*Stated goal*
Pick out and copy every line below that has the word "with".

+-------+

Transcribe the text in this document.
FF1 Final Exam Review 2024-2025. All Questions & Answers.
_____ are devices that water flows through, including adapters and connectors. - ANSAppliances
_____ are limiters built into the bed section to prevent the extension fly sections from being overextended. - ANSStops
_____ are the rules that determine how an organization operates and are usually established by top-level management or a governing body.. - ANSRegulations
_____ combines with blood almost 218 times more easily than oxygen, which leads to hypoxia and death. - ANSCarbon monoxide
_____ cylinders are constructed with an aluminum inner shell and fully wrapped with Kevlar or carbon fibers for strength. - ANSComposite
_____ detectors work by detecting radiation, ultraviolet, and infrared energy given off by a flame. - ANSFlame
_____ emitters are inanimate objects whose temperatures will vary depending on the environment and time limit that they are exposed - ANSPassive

+-------+

*Exercise output*
_____ combines with blood almost 218 times more easily than oxygen, which leads to hypoxia and death. - ANSCarbon monoxide
_____ cylinders are constructed with an aluminum inner shell and fully wrapped with Kevlar or carbon fibers for strength. - ANSComposite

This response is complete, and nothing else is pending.